◆ Required task ◆
Copy the material line for line, from its first line through the line containing "x-tick-label: 0.03 (443, 461, 468, 474)", including both of those lines.

(Dataset records)
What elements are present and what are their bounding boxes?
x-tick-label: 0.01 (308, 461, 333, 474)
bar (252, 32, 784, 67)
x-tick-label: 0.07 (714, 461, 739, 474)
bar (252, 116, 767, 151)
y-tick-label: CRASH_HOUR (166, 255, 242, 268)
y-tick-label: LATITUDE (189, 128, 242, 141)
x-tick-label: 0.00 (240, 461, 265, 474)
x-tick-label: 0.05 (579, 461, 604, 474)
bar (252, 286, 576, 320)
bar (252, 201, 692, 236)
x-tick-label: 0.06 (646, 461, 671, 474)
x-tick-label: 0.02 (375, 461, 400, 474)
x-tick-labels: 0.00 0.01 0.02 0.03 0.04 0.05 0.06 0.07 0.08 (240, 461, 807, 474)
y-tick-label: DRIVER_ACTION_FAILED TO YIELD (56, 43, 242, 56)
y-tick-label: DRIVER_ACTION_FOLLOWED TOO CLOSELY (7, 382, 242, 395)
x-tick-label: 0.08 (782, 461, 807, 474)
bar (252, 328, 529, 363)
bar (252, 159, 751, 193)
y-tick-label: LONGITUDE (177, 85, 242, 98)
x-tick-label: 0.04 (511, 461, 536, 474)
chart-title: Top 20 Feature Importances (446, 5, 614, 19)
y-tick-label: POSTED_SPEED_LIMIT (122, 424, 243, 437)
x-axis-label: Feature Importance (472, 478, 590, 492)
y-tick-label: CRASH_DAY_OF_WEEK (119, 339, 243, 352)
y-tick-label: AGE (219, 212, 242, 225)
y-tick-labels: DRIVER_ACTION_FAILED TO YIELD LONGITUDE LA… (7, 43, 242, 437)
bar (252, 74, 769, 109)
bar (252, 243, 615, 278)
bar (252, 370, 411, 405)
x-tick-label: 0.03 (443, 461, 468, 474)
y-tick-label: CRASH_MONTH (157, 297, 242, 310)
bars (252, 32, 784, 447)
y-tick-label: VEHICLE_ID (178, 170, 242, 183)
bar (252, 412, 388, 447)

◆ Written response ◆
What elements are present and what are their bounding boxes?
x-tick-label: 0.01 (308, 461, 333, 474)
bar (252, 32, 784, 67)
x-tick-label: 0.07 (714, 461, 739, 474)
bar (252, 116, 767, 151)
y-tick-label: CRASH_HOUR (166, 255, 242, 268)
y-tick-label: LATITUDE (189, 128, 242, 141)
x-tick-label: 0.00 (240, 461, 265, 474)
x-tick-label: 0.05 (579, 461, 604, 474)
bar (252, 286, 576, 320)
bar (252, 201, 692, 236)
x-tick-label: 0.06 (646, 461, 671, 474)
x-tick-label: 0.02 (375, 461, 400, 474)
x-tick-labels: 0.00 0.01 0.02 0.03 0.04 0.05 0.06 0.07 0.08 (240, 461, 807, 474)
y-tick-label: DRIVER_ACTION_FAILED TO YIELD (56, 43, 242, 56)
y-tick-label: DRIVER_ACTION_FOLLOWED TOO CLOSELY (7, 382, 242, 395)
x-tick-label: 0.08 (782, 461, 807, 474)
bar (252, 328, 529, 363)
bar (252, 159, 751, 193)
y-tick-label: LONGITUDE (177, 85, 242, 98)
x-tick-label: 0.04 (511, 461, 536, 474)
chart-title: Top 20 Feature Importances (446, 5, 614, 19)
y-tick-label: POSTED_SPEED_LIMIT (122, 424, 243, 437)
x-axis-label: Feature Importance (472, 478, 590, 492)
y-tick-label: CRASH_DAY_OF_WEEK (119, 339, 243, 352)
y-tick-label: AGE (219, 212, 242, 225)
y-tick-labels: DRIVER_ACTION_FAILED TO YIELD LONGITUDE LA… (7, 43, 242, 437)
bar (252, 74, 769, 109)
bar (252, 243, 615, 278)
bar (252, 370, 411, 405)
x-tick-label: 0.03 (443, 461, 468, 474)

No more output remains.